» Written instruction:
From the entries that follow, pick out all lines holding "feeding".

» Supplied material:
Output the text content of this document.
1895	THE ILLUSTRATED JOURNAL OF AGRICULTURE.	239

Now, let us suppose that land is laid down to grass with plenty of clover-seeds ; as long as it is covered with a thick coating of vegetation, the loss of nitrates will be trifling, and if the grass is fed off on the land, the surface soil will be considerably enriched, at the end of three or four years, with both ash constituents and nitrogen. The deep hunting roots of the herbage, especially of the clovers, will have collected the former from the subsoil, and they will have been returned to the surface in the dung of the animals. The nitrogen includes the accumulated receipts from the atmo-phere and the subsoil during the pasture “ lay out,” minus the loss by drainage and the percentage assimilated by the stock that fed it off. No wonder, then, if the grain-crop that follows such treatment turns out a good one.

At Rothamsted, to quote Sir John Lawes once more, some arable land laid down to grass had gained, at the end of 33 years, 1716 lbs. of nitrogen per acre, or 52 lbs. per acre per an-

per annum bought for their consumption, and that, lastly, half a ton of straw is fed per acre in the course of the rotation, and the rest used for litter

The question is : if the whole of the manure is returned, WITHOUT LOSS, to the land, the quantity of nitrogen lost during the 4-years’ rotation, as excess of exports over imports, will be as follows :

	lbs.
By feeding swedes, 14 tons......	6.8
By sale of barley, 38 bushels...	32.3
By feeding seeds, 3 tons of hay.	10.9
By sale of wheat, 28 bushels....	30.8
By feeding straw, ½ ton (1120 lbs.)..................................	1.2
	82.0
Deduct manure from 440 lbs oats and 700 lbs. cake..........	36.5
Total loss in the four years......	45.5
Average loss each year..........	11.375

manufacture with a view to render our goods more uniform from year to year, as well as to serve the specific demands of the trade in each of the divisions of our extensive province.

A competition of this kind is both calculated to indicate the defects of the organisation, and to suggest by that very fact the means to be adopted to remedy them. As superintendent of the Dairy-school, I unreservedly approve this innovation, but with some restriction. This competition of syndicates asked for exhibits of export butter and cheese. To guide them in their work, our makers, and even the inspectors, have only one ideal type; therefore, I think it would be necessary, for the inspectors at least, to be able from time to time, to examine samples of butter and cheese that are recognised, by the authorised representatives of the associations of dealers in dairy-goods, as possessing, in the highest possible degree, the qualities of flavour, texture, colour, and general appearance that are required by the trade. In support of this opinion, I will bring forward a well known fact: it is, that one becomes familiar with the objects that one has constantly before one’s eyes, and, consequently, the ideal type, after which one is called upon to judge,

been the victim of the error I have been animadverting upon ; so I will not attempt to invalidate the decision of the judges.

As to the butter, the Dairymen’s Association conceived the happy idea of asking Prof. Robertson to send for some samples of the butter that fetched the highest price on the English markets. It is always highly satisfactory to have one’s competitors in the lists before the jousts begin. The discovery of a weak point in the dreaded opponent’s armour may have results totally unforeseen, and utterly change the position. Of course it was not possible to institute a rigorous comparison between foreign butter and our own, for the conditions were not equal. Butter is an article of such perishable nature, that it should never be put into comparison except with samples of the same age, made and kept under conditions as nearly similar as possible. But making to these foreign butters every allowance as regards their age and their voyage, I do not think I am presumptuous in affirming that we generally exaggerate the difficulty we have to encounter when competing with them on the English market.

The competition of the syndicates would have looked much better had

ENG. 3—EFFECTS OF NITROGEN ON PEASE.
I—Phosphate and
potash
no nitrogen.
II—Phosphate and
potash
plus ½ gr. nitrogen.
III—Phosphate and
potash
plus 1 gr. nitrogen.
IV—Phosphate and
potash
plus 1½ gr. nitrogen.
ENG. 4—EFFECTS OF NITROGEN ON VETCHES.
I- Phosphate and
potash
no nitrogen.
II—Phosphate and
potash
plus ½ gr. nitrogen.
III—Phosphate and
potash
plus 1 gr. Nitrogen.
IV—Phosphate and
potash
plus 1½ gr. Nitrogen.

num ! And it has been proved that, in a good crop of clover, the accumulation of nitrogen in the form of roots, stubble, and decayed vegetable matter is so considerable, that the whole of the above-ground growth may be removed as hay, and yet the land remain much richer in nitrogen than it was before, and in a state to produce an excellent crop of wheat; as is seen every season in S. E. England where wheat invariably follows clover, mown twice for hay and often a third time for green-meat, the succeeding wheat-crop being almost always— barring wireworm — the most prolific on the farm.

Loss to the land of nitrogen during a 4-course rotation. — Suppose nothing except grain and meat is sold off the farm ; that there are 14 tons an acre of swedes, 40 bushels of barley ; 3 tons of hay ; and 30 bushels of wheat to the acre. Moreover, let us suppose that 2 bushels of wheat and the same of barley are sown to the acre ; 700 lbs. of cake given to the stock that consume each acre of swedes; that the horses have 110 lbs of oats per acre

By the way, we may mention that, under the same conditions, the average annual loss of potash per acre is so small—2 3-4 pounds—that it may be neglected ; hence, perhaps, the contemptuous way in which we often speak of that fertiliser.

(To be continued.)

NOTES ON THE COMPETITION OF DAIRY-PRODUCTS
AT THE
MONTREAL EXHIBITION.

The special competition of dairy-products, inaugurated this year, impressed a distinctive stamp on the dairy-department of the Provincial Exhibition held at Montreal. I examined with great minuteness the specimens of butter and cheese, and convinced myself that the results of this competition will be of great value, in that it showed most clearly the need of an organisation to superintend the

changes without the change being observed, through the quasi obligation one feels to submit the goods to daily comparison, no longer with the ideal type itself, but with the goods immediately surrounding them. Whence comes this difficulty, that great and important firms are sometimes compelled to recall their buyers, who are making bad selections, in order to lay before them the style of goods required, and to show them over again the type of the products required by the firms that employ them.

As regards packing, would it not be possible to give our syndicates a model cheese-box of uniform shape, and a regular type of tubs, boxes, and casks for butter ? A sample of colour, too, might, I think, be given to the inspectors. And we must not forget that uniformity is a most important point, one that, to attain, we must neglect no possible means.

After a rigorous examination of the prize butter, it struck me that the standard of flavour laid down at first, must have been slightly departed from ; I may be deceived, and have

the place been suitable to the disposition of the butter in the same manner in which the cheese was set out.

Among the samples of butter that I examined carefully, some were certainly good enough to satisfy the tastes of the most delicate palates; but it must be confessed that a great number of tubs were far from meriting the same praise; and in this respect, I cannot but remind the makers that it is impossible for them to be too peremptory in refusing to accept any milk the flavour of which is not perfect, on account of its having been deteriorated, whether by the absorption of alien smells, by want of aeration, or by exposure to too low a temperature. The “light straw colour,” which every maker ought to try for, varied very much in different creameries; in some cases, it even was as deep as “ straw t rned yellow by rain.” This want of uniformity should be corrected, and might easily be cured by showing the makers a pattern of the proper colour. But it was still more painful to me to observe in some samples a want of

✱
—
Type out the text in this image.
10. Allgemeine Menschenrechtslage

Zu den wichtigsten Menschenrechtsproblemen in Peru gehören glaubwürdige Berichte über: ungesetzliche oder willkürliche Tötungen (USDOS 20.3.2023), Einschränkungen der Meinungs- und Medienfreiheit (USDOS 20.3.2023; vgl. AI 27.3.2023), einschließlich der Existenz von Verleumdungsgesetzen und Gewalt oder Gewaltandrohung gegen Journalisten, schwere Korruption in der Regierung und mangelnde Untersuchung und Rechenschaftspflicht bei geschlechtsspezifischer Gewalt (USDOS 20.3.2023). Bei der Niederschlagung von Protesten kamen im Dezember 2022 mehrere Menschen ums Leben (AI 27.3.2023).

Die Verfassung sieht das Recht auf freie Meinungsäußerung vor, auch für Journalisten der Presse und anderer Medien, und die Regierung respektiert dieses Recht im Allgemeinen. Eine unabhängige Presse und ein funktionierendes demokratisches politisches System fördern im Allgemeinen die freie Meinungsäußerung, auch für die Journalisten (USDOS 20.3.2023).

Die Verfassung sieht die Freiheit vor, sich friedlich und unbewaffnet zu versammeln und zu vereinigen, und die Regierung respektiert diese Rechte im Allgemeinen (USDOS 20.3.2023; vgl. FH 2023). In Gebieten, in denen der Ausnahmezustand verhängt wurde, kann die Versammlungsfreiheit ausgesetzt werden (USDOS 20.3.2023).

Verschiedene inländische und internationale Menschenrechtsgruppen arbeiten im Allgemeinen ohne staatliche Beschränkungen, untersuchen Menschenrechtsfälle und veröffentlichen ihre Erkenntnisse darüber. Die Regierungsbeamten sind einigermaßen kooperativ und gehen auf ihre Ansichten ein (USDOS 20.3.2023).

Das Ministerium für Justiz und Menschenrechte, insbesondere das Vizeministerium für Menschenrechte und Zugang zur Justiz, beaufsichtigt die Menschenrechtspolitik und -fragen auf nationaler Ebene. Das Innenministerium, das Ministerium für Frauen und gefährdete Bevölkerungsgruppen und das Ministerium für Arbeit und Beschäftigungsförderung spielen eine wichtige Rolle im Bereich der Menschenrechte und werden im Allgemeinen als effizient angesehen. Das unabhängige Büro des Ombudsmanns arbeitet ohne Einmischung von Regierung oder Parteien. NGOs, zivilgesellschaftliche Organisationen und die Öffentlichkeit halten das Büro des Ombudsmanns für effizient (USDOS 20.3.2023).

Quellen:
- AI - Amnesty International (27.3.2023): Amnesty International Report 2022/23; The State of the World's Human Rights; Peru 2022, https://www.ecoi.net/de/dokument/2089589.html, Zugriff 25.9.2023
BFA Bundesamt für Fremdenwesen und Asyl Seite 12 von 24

» Result of this exercise:
By feeding swedes, 14 tons......	6.8
By feeding seeds, 3 tons of hay.	10.9
By feeding straw, ½ ton (1120 lbs.)..................................	1.2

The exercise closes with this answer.